-- BEGIN --

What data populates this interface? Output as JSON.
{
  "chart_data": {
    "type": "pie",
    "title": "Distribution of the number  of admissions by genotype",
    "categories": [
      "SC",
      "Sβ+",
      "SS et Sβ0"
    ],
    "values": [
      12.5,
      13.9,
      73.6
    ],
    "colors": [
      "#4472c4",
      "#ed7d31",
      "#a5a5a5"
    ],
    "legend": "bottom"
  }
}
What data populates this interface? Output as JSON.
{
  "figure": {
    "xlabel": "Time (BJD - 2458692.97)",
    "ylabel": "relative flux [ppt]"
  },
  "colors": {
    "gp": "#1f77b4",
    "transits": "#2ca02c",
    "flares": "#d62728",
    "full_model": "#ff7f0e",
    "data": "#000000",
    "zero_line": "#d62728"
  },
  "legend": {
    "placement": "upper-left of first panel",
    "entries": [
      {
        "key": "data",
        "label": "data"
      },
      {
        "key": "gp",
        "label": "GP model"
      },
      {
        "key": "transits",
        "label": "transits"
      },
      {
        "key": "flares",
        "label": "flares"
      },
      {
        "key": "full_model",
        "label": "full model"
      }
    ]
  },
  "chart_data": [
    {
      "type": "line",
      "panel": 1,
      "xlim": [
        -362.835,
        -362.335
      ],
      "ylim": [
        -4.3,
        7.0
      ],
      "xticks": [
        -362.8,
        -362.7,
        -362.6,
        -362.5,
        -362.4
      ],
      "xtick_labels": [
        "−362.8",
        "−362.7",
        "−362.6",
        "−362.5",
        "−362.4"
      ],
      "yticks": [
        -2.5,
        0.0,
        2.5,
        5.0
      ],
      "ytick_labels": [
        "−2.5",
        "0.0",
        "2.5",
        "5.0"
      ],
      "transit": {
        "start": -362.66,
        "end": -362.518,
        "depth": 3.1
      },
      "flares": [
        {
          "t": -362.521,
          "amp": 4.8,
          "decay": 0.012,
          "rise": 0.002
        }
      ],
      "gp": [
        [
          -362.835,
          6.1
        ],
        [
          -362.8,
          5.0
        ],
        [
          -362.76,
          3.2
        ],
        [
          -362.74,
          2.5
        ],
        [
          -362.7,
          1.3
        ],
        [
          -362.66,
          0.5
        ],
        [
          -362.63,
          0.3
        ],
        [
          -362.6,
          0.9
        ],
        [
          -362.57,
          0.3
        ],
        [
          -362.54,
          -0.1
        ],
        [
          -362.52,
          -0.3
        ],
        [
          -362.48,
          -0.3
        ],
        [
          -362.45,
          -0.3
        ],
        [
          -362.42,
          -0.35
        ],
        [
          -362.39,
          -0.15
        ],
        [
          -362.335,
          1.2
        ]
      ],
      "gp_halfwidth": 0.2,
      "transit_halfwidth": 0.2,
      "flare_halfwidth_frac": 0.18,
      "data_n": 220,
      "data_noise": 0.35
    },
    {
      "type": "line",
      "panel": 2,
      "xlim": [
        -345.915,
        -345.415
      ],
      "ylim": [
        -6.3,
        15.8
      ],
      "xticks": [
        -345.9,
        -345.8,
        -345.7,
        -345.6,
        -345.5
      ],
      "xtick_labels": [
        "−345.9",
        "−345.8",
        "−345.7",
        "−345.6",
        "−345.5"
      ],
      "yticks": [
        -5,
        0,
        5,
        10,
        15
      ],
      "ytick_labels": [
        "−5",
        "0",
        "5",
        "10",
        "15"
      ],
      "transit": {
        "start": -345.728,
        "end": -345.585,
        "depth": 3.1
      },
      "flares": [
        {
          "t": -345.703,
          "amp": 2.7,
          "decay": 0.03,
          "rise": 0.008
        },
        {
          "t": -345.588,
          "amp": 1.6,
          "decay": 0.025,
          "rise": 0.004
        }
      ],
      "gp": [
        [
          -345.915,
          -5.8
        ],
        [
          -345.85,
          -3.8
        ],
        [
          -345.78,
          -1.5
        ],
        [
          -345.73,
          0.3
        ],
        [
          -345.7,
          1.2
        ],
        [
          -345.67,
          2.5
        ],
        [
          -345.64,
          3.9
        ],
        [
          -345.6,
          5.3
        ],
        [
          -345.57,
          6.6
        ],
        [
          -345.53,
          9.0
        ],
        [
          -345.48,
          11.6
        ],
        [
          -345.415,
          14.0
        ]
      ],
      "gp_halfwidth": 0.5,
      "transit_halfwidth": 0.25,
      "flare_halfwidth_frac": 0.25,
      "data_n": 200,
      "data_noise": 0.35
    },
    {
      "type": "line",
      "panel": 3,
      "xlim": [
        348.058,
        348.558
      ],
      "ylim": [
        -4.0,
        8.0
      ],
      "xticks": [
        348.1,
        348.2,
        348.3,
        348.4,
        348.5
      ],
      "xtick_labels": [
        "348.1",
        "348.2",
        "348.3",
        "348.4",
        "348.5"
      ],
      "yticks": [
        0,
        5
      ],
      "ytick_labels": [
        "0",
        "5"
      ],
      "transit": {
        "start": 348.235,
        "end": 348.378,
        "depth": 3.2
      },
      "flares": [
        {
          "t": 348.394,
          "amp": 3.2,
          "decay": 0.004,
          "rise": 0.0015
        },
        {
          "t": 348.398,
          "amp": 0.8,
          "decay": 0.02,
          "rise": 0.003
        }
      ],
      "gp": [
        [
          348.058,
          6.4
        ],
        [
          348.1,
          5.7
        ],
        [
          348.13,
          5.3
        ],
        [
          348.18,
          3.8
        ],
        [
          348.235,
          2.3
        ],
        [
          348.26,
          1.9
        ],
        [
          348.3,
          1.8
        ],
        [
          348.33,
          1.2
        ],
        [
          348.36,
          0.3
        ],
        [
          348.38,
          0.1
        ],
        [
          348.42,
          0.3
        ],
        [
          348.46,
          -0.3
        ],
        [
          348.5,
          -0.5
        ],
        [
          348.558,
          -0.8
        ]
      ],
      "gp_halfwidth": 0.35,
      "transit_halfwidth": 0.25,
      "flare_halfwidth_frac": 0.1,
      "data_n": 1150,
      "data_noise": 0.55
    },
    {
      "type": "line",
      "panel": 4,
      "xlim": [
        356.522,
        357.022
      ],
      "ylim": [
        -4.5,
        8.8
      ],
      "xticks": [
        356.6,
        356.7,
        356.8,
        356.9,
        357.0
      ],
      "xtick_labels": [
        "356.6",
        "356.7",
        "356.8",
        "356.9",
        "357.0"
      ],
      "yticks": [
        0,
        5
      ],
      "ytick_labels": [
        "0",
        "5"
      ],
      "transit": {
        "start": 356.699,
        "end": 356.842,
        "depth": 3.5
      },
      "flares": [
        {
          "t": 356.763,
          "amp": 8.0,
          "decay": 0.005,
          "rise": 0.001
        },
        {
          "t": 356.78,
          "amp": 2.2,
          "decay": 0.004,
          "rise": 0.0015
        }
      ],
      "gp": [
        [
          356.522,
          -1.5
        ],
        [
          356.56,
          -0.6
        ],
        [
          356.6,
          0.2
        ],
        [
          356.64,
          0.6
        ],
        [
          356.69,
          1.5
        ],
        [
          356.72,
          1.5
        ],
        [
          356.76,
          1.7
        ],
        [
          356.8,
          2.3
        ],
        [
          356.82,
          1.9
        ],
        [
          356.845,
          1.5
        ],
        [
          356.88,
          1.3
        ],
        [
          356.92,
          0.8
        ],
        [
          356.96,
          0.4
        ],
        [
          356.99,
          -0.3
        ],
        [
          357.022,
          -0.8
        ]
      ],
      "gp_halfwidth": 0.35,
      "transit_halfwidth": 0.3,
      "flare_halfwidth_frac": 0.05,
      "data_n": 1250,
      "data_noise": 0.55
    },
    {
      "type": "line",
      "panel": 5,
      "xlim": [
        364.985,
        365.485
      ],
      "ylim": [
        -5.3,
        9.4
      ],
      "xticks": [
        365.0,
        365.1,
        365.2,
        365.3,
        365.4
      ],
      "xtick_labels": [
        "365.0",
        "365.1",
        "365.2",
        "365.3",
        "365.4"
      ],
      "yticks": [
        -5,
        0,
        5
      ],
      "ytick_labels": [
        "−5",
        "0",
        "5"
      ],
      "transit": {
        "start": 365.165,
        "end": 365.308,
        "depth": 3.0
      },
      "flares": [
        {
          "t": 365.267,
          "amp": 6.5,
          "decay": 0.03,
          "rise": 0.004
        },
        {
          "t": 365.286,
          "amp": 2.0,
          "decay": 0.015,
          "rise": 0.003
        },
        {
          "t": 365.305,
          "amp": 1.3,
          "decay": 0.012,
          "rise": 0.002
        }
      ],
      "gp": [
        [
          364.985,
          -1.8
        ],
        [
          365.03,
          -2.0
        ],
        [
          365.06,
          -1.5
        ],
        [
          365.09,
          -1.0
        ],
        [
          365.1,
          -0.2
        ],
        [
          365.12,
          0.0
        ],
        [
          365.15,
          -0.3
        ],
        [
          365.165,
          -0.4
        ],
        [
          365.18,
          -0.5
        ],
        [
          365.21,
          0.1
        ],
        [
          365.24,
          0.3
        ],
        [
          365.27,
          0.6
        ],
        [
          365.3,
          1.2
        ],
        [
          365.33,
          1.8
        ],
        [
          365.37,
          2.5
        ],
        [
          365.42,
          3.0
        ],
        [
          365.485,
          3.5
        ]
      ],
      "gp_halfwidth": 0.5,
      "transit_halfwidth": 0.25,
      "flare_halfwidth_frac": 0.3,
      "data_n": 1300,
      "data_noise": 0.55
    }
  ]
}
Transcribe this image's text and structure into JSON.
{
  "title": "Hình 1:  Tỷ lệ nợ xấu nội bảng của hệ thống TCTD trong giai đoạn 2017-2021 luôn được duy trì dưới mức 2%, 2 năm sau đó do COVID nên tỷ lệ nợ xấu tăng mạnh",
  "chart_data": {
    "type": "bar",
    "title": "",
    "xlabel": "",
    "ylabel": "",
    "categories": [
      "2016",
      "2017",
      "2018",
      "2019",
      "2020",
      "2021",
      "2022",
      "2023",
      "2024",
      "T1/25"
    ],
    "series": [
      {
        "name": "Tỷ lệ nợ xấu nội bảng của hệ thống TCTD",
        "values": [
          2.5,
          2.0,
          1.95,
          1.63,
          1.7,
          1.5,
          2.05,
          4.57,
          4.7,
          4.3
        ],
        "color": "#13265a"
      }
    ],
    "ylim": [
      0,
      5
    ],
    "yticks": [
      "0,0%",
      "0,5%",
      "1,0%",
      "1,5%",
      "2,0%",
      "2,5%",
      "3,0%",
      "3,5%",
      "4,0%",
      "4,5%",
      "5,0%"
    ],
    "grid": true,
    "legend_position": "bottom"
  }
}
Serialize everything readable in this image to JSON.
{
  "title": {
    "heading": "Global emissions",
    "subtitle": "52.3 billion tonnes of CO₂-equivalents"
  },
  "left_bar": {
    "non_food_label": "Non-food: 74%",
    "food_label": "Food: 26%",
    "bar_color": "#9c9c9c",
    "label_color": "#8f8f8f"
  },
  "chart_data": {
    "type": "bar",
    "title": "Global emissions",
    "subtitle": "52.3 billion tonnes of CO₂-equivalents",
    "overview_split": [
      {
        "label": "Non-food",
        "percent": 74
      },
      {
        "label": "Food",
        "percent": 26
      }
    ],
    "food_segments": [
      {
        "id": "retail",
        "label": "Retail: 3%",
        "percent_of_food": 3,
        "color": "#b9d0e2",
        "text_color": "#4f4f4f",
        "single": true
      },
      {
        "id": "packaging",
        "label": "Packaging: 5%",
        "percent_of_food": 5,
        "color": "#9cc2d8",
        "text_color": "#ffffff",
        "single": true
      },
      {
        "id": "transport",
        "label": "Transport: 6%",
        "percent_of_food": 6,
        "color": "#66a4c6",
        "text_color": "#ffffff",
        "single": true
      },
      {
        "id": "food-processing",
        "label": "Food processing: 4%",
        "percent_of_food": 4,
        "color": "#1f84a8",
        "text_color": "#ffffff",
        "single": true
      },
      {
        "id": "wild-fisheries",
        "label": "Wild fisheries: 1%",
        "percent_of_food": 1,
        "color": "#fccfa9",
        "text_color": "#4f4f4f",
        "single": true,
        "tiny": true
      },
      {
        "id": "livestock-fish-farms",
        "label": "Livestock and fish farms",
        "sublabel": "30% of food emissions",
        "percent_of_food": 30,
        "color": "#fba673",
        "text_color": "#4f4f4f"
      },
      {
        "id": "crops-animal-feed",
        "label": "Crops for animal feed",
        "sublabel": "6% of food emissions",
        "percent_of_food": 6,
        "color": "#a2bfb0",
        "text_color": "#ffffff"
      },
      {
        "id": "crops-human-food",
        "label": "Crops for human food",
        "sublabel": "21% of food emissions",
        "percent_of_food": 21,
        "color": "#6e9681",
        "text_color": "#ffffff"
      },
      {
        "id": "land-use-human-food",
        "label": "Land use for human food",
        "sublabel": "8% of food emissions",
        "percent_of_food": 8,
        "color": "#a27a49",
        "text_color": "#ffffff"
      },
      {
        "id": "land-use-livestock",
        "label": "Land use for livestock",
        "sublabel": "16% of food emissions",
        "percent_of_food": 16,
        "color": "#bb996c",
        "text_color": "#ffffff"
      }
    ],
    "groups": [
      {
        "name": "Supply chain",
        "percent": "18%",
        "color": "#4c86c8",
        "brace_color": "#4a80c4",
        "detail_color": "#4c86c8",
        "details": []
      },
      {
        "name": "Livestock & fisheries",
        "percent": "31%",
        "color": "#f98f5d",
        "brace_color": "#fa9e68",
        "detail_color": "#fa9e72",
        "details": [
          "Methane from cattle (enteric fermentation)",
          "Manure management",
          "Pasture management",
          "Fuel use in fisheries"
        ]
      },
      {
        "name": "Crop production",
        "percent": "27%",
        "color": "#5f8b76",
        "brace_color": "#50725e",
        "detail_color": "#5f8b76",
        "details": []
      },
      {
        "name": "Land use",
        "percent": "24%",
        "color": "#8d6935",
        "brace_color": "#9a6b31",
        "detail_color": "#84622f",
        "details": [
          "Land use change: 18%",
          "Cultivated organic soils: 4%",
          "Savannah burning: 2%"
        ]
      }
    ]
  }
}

-- END --

Your objective
Search the data for "subtitle" and list every line in which it occurs.

Exercise result
    "subtitle": "52.3 billion tonnes of CO₂-equivalents"
    "subtitle": "52.3 billion tonnes of CO₂-equivalents",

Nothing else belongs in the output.